- SET PROBLEM:
Write out each record below exactly as it appears, with no pictures.

- MATERIALS PROVIDED:
= = = =
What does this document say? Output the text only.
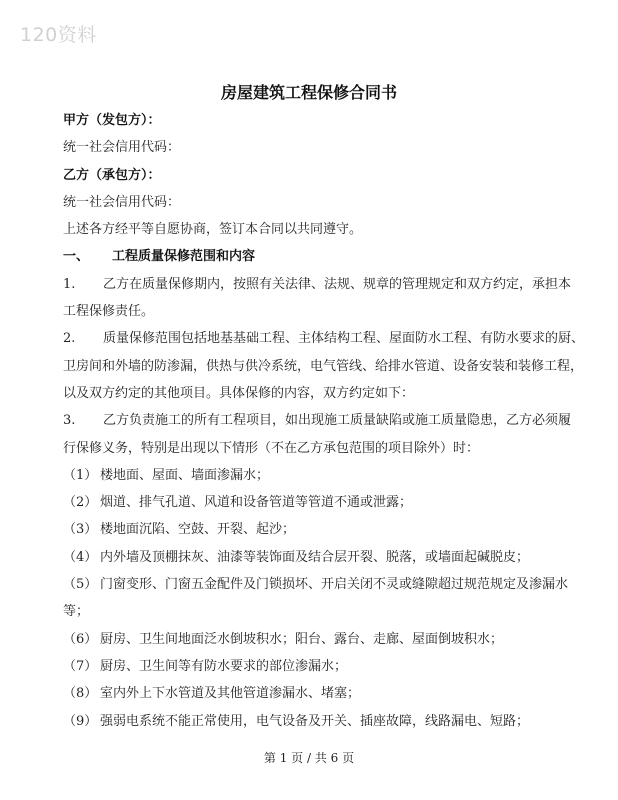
120资料
房屋建筑工程保修合同书
甲方（发包方）：
统一社会信用代码：
乙方（承包方）：
统一社会信用代码：
上述各方经平等自愿协商，签订本合同以共同遵守。
一、	工程质量保修范围和内容
1.	乙方在质量保修期内，按照有关法律、法规、规章的管理规定和双方约定，承担本
工程保修责任。
2.	质量保修范围包括地基基础工程、主体结构工程、屋面防水工程、有防水要求的厨、
卫房间和外墙的防渗漏，供热与供冷系统，电气管线、给排水管道、设备安装和装修工程，
以及双方约定的其他项目。具体保修的内容，双方约定如下：
3.	乙方负责施工的所有工程项目，如出现施工质量缺陷或施工质量隐患，乙方必须履
行保修义务，特别是出现以下情形（不在乙方承包范围的项目除外）时：
（1） 楼地面、屋面、墙面渗漏水；
（2） 烟道、排气孔道、风道和设备管道等管道不通或泄露；
（3） 楼地面沉陷、空鼓、开裂、起沙；
（4） 内外墙及顶棚抹灰、油漆等装饰面及结合层开裂、脱落，或墙面起碱脱皮；
（5） 门窗变形、门窗五金配件及门锁损坏、开启关闭不灵或缝隙超过规范规定及渗漏水
等；
（6） 厨房、卫生间地面泛水倒坡积水；阳台、露台、走廊、屋面倒坡积水；
（7） 厨房、卫生间等有防水要求的部位渗漏水；
（8） 室内外上下水管道及其他管道渗漏水、堵塞；
（9） 强弱电系统不能正常使用，电气设备及开关、插座故障，线路漏电、短路；
第 1 页 / 共 6 页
= = = =
- TASK RESPONSE:
What does this document say? Output the text only.
120资料
房屋建筑工程保修合同书
甲方（发包方）：
统一社会信用代码：
乙方（承包方）：
统一社会信用代码：
上述各方经平等自愿协商，签订本合同以共同遵守。
一、	工程质量保修范围和内容
1.	乙方在质量保修期内，按照有关法律、法规、规章的管理规定和双方约定，承担本
工程保修责任。
2.	质量保修范围包括地基基础工程、主体结构工程、屋面防水工程、有防水要求的厨、
卫房间和外墙的防渗漏，供热与供冷系统，电气管线、给排水管道、设备安装和装修工程，
以及双方约定的其他项目。具体保修的内容，双方约定如下：
3.	乙方负责施工的所有工程项目，如出现施工质量缺陷或施工质量隐患，乙方必须履
行保修义务，特别是出现以下情形（不在乙方承包范围的项目除外）时：
（1） 楼地面、屋面、墙面渗漏水；
（2） 烟道、排气孔道、风道和设备管道等管道不通或泄露；
（3） 楼地面沉陷、空鼓、开裂、起沙；
（4） 内外墙及顶棚抹灰、油漆等装饰面及结合层开裂、脱落，或墙面起碱脱皮；
（5） 门窗变形、门窗五金配件及门锁损坏、开启关闭不灵或缝隙超过规范规定及渗漏水
等；
（6） 厨房、卫生间地面泛水倒坡积水；阳台、露台、走廊、屋面倒坡积水；
（7） 厨房、卫生间等有防水要求的部位渗漏水；
（8） 室内外上下水管道及其他管道渗漏水、堵塞；
（9） 强弱电系统不能正常使用，电气设备及开关、插座故障，线路漏电、短路；
第 1 页 / 共 6 页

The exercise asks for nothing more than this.